# Selected passage start

But our cosmos is too vast. “Space smells like nothing,” says astrochemist Brett McGuire. “There’s not enough to get an actual whiff.”

McGuire, 32, of the National Radio Astronomy Observatory in Charlottesville, Va., confirmed the presence of benzonitrile in a dark cloud in the Milky Way. He also discovered some of the other most complex molecules in space to date. By figuring out which molecules are out there, he and others hope to learn how the organic chemistry that undergirds all life on Earth — and perhaps anywhere else in the universe — gets started in space.

McGuire got his start in space as an undergraduate chemistry major at the University of Illinois at Urbana-Champaign. During a talk, Ben McCall, now a sustainability expert at the University of Dayton in Ohio, explained what he does for a living. He said something like, “I blow shit up, torture it with lasers and then I look for it in space,” McGuire recalls.

Enough said. McGuire spent that summer working in McCall’s lab, building a spectrometer to study how hydrogen gas, H2, reacts with H3+ — three hydrogen atoms with only two electrons. Some of McCall’s research included zapping gases of simple molecules with electricity — “an actual miniature lightning bolt,” McGuire says — to force atoms to recombine into new compounds that can’t be bought in a bottle.

# Selected passage end

- **Set of tasks**:
(a) Using the passage about Brett McGuire, answer each question on its own line:
(i) In which city is the National Radio Astronomy Observatory located?
(ii) Which molecule did McGuire confirm in a dark cloud in the Milky Way?
(iii) What instrument did McGuire build while working in McCall's lab?
(b) List every institution named in the passage about Brett McGuire.

# Entries supplied start

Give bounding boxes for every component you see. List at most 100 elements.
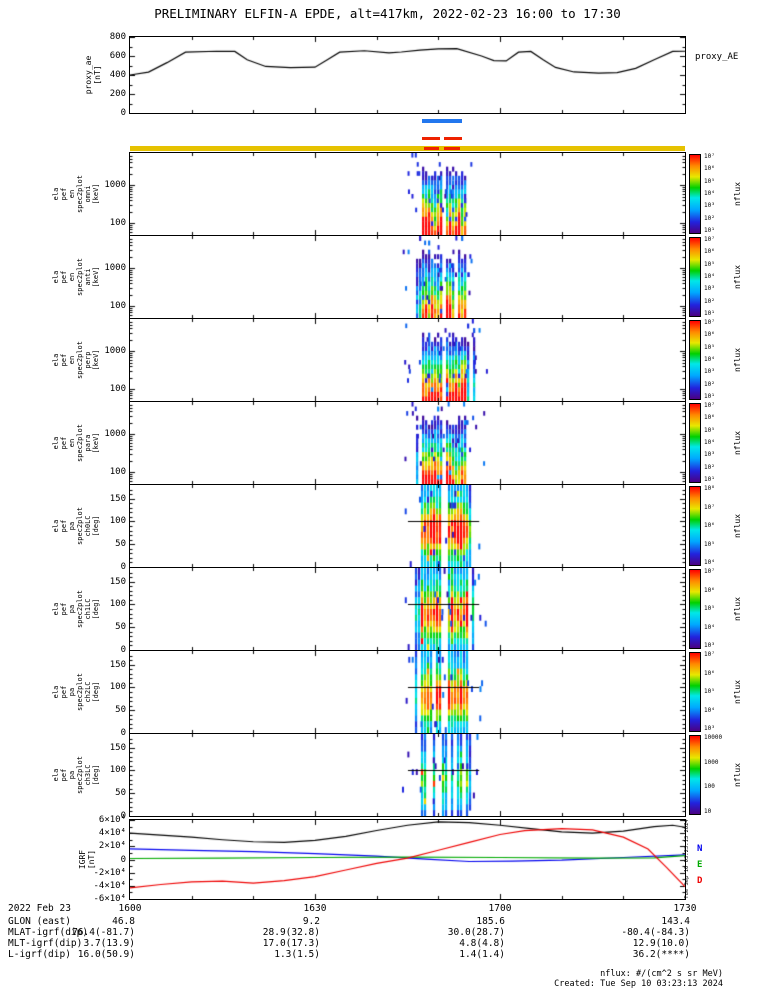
colorbar-tick-label: 10⁴: [704, 190, 715, 197]
ylabel-line: en: [68, 189, 76, 199]
ephemeris-value: 9.2: [302, 916, 320, 927]
colorbar-title: nflux: [733, 181, 742, 207]
colorbar-tick-label: 10⁵: [704, 426, 715, 434]
ylabel-line: pef: [60, 685, 68, 699]
colorbar: [689, 154, 701, 234]
colorbar-tick-label: 10¹: [704, 310, 715, 317]
ylabel-line: pef: [60, 768, 68, 782]
x-tick-label: 1730: [673, 903, 697, 914]
ylabel-line: [deg]: [92, 764, 100, 786]
created-timestamp: Created: Tue Sep 10 03:23:13 2024: [554, 979, 723, 989]
ylabel-line: en: [68, 272, 76, 282]
y-tick-label: 100: [109, 384, 126, 395]
colorbar-tick-label: 10⁷: [704, 503, 715, 511]
ylabel-line: ela: [52, 602, 60, 616]
ylabel-line: pef: [60, 519, 68, 533]
y-tick-label: 50: [115, 539, 126, 550]
burst-bar-red: [444, 137, 462, 140]
ylabel-line: ela: [52, 270, 60, 284]
colorbar: [689, 237, 701, 317]
colorbar-tick-label: 10⁵: [704, 605, 715, 612]
y-tick-label: 100: [109, 467, 126, 478]
ylabel-line: pa: [68, 687, 76, 697]
ylabel-line: ela: [52, 685, 60, 699]
colorbar-title: nflux: [733, 513, 742, 539]
panel-igrf: [129, 819, 686, 900]
ylabel-line: en: [68, 355, 76, 365]
y-tick-label: -6×10⁴: [93, 894, 126, 904]
y-tick-label: 0: [120, 854, 126, 865]
ephemeris-value: 4.8(4.8): [459, 938, 505, 949]
spectrogram-panel-ela_pef_en_spec2plot_para: [129, 401, 686, 485]
ylabel-line: pef: [60, 436, 68, 450]
colorbar-tick-label: 10⁵: [704, 177, 715, 185]
ephemeris-value: 17.0(17.3): [262, 938, 320, 949]
ylabel-line: spec2plot: [76, 756, 84, 794]
spectrogram-canvas: [130, 651, 685, 733]
spectrogram-panel-ela_pef_pa_spec2plot_ch2LC: [129, 650, 686, 734]
spectrogram-canvas: [130, 236, 685, 318]
y-tick-label: 100: [109, 765, 126, 776]
ylabel-line: spec2plot: [76, 590, 84, 628]
spectrogram-panel-ela_pef_en_spec2plot_perp: [129, 318, 686, 402]
spectrogram-panel-ela_pef_pa_spec2plot_ch3LC: [129, 733, 686, 817]
colorbar: [689, 652, 701, 732]
ephemeris-value: 28.9(32.8): [262, 927, 320, 938]
ylabel-line: para: [84, 434, 92, 452]
colorbar: [689, 320, 701, 400]
ephemeris-value: 16.0(50.9): [77, 949, 135, 960]
colorbar-tick-label: 10⁴: [704, 439, 715, 446]
ylabel-line: ela: [52, 436, 60, 450]
colorbar-tick-label: 10⁴: [704, 623, 715, 631]
colorbar-tick-label: 10³: [704, 642, 715, 649]
proxy-ae-ylabel: proxy_ae [nT]: [84, 36, 102, 114]
y-tick-label: 400: [109, 70, 126, 80]
y-tick-label: 150: [109, 659, 126, 670]
colorbar: [689, 569, 701, 649]
ephemeris-row-label: MLAT-igrf(dip): [8, 927, 89, 938]
colorbar-tick-label: 10⁶: [704, 165, 715, 173]
colorbar-tick-label: 10⁴: [704, 706, 715, 714]
y-tick-label: 1000: [104, 180, 126, 191]
colorbar-tick-label: 10²: [704, 463, 715, 471]
igrf-legend-D: D: [697, 876, 703, 886]
colorbar-tick-label: 10¹: [704, 393, 715, 400]
colorbar-tick-label: 10³: [704, 451, 715, 459]
colorbar-tick-label: 10⁷: [704, 236, 715, 243]
colorbar-title: nflux: [733, 679, 742, 705]
proxy-ae-canvas: [130, 37, 685, 113]
y-tick-label: 150: [109, 742, 126, 753]
ylabel-line: [nT]: [93, 65, 102, 85]
igrf-ylabel: IGRF [nT]: [78, 819, 96, 900]
ylabel-line: ch1LC: [84, 598, 92, 620]
y-tick-label: 0: [120, 562, 126, 572]
colorbar: [689, 486, 701, 566]
ylabel-line: spec2plot: [76, 424, 84, 462]
spectrogram-ylabel: ela pef en spec2plot perp [keV]: [52, 318, 100, 402]
coverage-bar-red-overlay: [424, 147, 439, 150]
colorbar-tick-label: 10³: [704, 285, 715, 293]
spectrogram-ylabel: ela pef pa spec2plot ch3LC [deg]: [52, 733, 100, 817]
colorbar-title: nflux: [733, 264, 742, 290]
coverage-bar-yellow: [130, 146, 685, 151]
colorbar-tick-label: 10⁵: [704, 688, 715, 695]
ephemeris-value: -80.4(-84.3): [621, 927, 690, 938]
ylabel-line: [deg]: [92, 598, 100, 620]
y-tick-label: 1000: [104, 263, 126, 274]
ylabel-line: spec2plot: [76, 341, 84, 379]
ephemeris-value: 185.6: [476, 916, 505, 927]
ylabel-line: ela: [52, 519, 60, 533]
ylabel-line: pef: [60, 187, 68, 201]
plot-title: PRELIMINARY ELFIN-A EPDE, alt=417km, 202…: [154, 6, 621, 21]
igrf-canvas: [130, 820, 685, 899]
panel-proxy-ae: [129, 36, 686, 114]
ephemeris-row-label: GLON (east): [8, 916, 71, 927]
colorbar-tick-label: 10³: [704, 725, 715, 732]
ylabel-line: ela: [52, 187, 60, 201]
ylabel-line: [keV]: [92, 183, 100, 205]
y-tick-label: 50: [115, 788, 126, 799]
y-tick-label: 800: [109, 32, 126, 42]
colorbar-tick-label: 10⁷: [704, 319, 715, 326]
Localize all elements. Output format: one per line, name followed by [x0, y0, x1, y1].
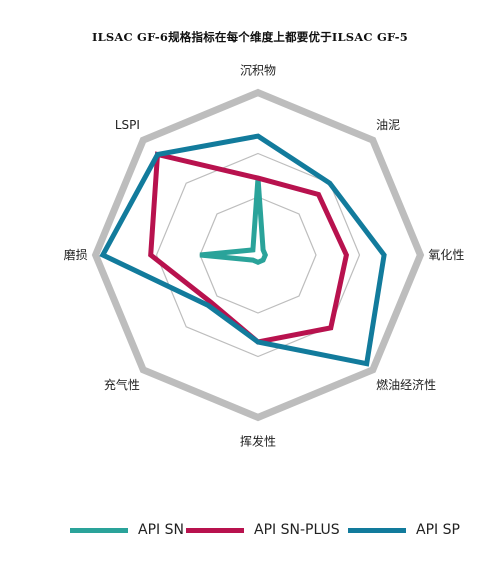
axis-label-7: 磨损 [64, 248, 88, 262]
legend: API SN API SN-PLUS API SP [0, 518, 500, 542]
series-api-sp [99, 133, 387, 367]
axis-label-3: 氧化性 [428, 248, 464, 262]
legend-swatch-api-sn-plus [186, 527, 244, 533]
axis-label-2: 油泥 [376, 118, 400, 132]
series-api-sn [199, 177, 269, 266]
legend-item-api-sp: API SP [348, 518, 460, 542]
legend-swatch-api-sn [70, 527, 128, 533]
radar-series [99, 133, 387, 367]
radar-grid [91, 88, 425, 422]
chart-title: ILSAC GF-6规格指标在每个维度上都要优于ILSAC GF-5 [92, 30, 408, 44]
grid-ring-2 [155, 152, 361, 358]
legend-label-api-sn: API SN [138, 522, 184, 538]
legend-label-api-sp: API SP [416, 522, 460, 538]
axis-label-5: 挥发性 [240, 433, 276, 448]
axis-label-1: 沉积物 [240, 64, 276, 78]
axis-label-8: LSPI [115, 118, 140, 132]
legend-item-api-sn-plus: API SN-PLUS [186, 518, 340, 542]
legend-label-api-sn-plus: API SN-PLUS [254, 522, 340, 538]
grid-ring-1 [199, 196, 317, 314]
axis-label-4: 燃油经济性 [376, 377, 436, 392]
legend-swatch-api-sp [348, 527, 406, 533]
grid-ring-3 [91, 88, 425, 422]
legend-item-api-sn: API SN [70, 518, 184, 542]
axis-label-6: 充气性 [104, 377, 140, 392]
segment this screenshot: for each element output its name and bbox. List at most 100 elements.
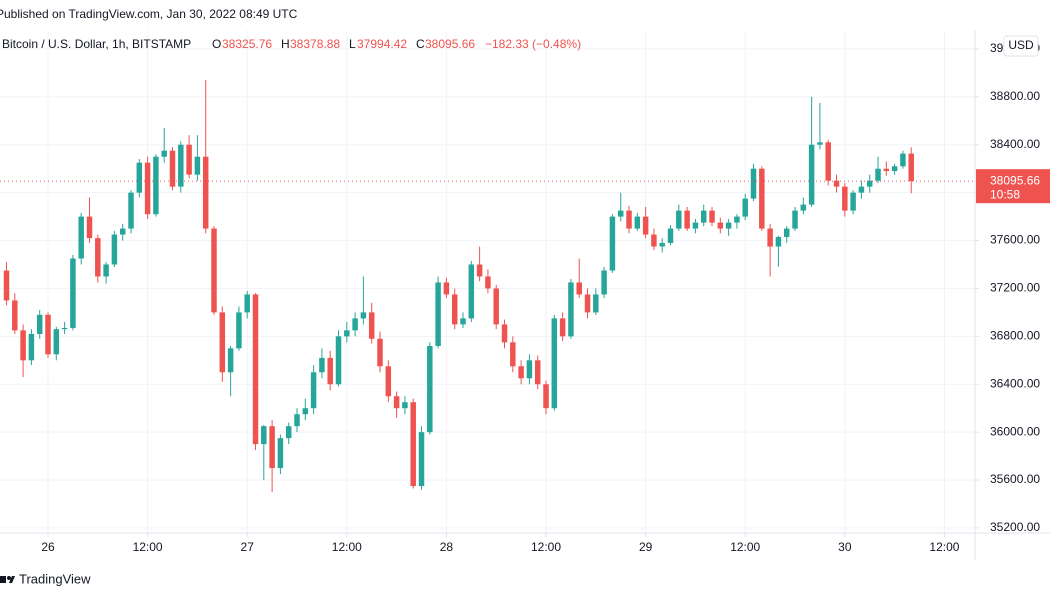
candle-body [900,153,906,167]
candle-body [285,426,292,439]
candle-body [651,234,657,247]
axes: 35200.00 35600.00 36000.00 36400.00 36800.00… [41,41,1040,554]
candle-body [460,318,466,325]
y-tick-label: 38400.00 [990,137,1040,151]
y-tick-label: 36400.00 [990,376,1040,390]
x-tick-label: 12:00 [332,540,362,554]
candle-body [593,294,599,313]
candle-body [792,210,798,229]
candle-body [451,294,458,325]
candle-body [891,166,898,172]
currency-button[interactable] [1003,35,1039,57]
candle-body [219,312,226,373]
candle-body [144,162,151,215]
candle-body [825,142,831,181]
candle-body [584,294,591,313]
x-tick-label: 29 [639,540,653,554]
candle-body [734,216,740,223]
candle-body [186,144,192,175]
candle-body [609,216,616,271]
y-tick-label: 36800.00 [990,329,1040,343]
candle-body [435,282,441,346]
candle-body [725,222,732,229]
candle-body [319,357,325,373]
candle-body [767,228,773,247]
low-value: 37994.42 [357,37,407,51]
candle-body [518,366,524,379]
candle-body [28,333,35,361]
y-tick-label: 37600.00 [990,233,1040,247]
candle-body [393,396,400,409]
candle-body [236,312,242,349]
close-value: 38095.66 [425,37,475,51]
y-tick-label: 37200.00 [990,281,1040,295]
candle-body [775,236,782,247]
candle-body [128,192,134,229]
x-tick-label: 12:00 [730,540,760,554]
brand-name: TradingView [19,571,91,586]
candle-body [676,210,682,229]
candle-body [626,210,632,229]
candle-body [659,242,665,247]
candle-body [667,228,674,243]
candle-body [178,144,184,187]
candle-body [202,156,209,229]
plot-area [0,80,975,493]
candle-body [908,153,914,182]
y-tick-label: 35200.00 [990,520,1040,534]
candle-body [95,238,101,277]
candle-body [153,156,159,215]
candle-body [427,345,433,433]
candle-body [352,318,358,331]
candle-body [20,330,26,361]
candle-body [360,312,367,319]
candle-body [833,180,840,187]
candle-body [244,294,250,313]
candle-body [842,186,848,211]
x-tick-label: 27 [241,540,255,554]
candle-body [53,329,60,355]
candle-body [86,216,93,239]
candle-body [717,222,724,229]
candle-body [501,324,508,343]
candle-body [136,162,143,193]
candle-body [335,336,342,385]
y-tick-label: 35600.00 [990,472,1040,486]
x-tick-label: 12:00 [929,540,959,554]
candle-body [700,210,707,223]
candle-body [169,150,176,187]
open-value: 38325.76 [222,37,272,51]
candle-body [70,258,76,328]
ohlc-label: H [281,37,290,51]
y-tick-label: 38800.00 [990,89,1040,103]
ohlc-label: C [416,37,425,51]
ohlc-label: L [349,37,356,51]
candle-body [119,228,126,235]
candle-body [526,360,533,379]
currency-label[interactable]: USD [1008,38,1034,52]
candle-body [12,300,18,331]
candle-body [344,330,350,337]
candle-body [617,210,624,217]
candle-body [559,318,566,337]
brand-logo [0,576,15,583]
candle-body [277,438,284,469]
candle-body [78,216,84,259]
candle-body [634,216,641,229]
candle-body [684,210,690,229]
logo-shape [9,576,15,583]
candle-body [377,338,383,367]
candle-body [866,180,873,187]
candle-body [576,282,582,295]
candle-body [476,264,483,277]
candle-body [443,282,450,295]
candle-body [493,288,499,325]
candle-body [402,402,408,409]
candle-body [327,357,333,385]
logo-shape [7,576,11,580]
candle-body [543,384,549,409]
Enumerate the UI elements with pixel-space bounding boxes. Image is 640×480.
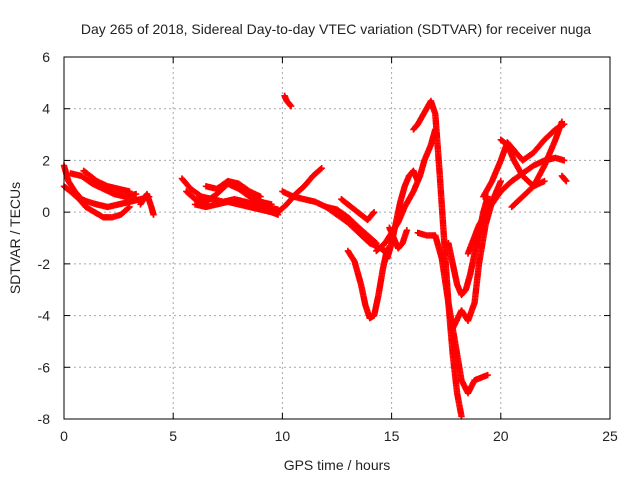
series-arc-h — [191, 198, 282, 218]
series-arc-s — [410, 97, 465, 420]
series-arc-l — [279, 188, 391, 257]
x-tick-label: 5 — [169, 428, 177, 444]
series-arc-e — [137, 190, 157, 218]
series-arc-d — [80, 167, 133, 195]
x-tick-label: 15 — [384, 428, 400, 444]
data-point — [268, 201, 275, 208]
series-arc-w — [464, 154, 568, 257]
data-point — [414, 177, 422, 185]
data-points — [60, 92, 570, 420]
data-point — [257, 193, 264, 200]
x-axis-label: GPS time / hours — [284, 457, 391, 473]
x-tick-label: 0 — [60, 428, 68, 444]
series-arc-k — [274, 164, 325, 216]
series-arc-x — [480, 121, 568, 200]
series-arc-i — [202, 177, 264, 200]
series-arc-j — [281, 92, 295, 110]
y-axis-label: SDTVAR / TECUs — [7, 182, 23, 294]
x-tick-label: 25 — [602, 428, 618, 444]
data-point — [370, 208, 378, 216]
data-point — [317, 165, 324, 173]
plot-frame — [63, 56, 611, 420]
y-tick-label: -6 — [38, 359, 51, 375]
data-point — [558, 118, 566, 125]
data-point — [132, 190, 140, 198]
series-arc-n — [338, 196, 378, 224]
data-point — [541, 177, 548, 185]
data-point — [484, 371, 491, 379]
series-arc-m — [322, 203, 380, 247]
y-tick-label: 0 — [42, 204, 50, 220]
data-point — [287, 102, 295, 110]
data-point — [126, 203, 133, 211]
y-tick-label: -4 — [38, 308, 51, 324]
data-point — [563, 177, 570, 185]
series-arc-o — [344, 245, 391, 322]
data-point — [497, 177, 504, 185]
y-tick-label: 6 — [42, 49, 50, 65]
data-point — [126, 188, 133, 195]
x-tick-label: 10 — [275, 428, 291, 444]
y-tick-label: -8 — [38, 411, 51, 427]
data-point — [560, 157, 568, 164]
data-point — [125, 204, 132, 212]
chart-title: Day 265 of 2018, Sidereal Day-to-day VTE… — [81, 21, 591, 37]
series-arc-v — [449, 177, 504, 332]
data-point — [403, 227, 411, 234]
grid-layer — [64, 57, 610, 419]
data-point — [318, 164, 325, 172]
series-arc-r — [386, 224, 411, 252]
data-point — [373, 239, 380, 247]
data-point — [372, 239, 379, 246]
y-tick-label: -2 — [38, 256, 51, 272]
y-tick-label: 2 — [42, 152, 50, 168]
series-arc-z — [497, 136, 548, 190]
data-point — [369, 210, 377, 217]
series-arc-c — [67, 170, 140, 200]
series-arc-t — [414, 229, 491, 397]
series-arc-b — [60, 183, 133, 221]
axis-ticks: 0 5 10 15 20 25 -8 -6 -4 -2 0 2 4 6 — [38, 49, 618, 444]
x-tick-label: 20 — [493, 428, 509, 444]
series-arc-end — [558, 172, 570, 185]
y-tick-label: 4 — [42, 101, 50, 117]
data-point — [150, 211, 157, 218]
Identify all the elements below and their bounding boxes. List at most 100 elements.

# Entries supplied end

- **Answers for the exercise**:
(a)
(i) Charlottesville, Va.
(ii) Benzonitrile
(iii) A spectrometer

(b)
- National Radio Astronomy Observatory
- University of Illinois at Urbana-Champaign
- University of Dayton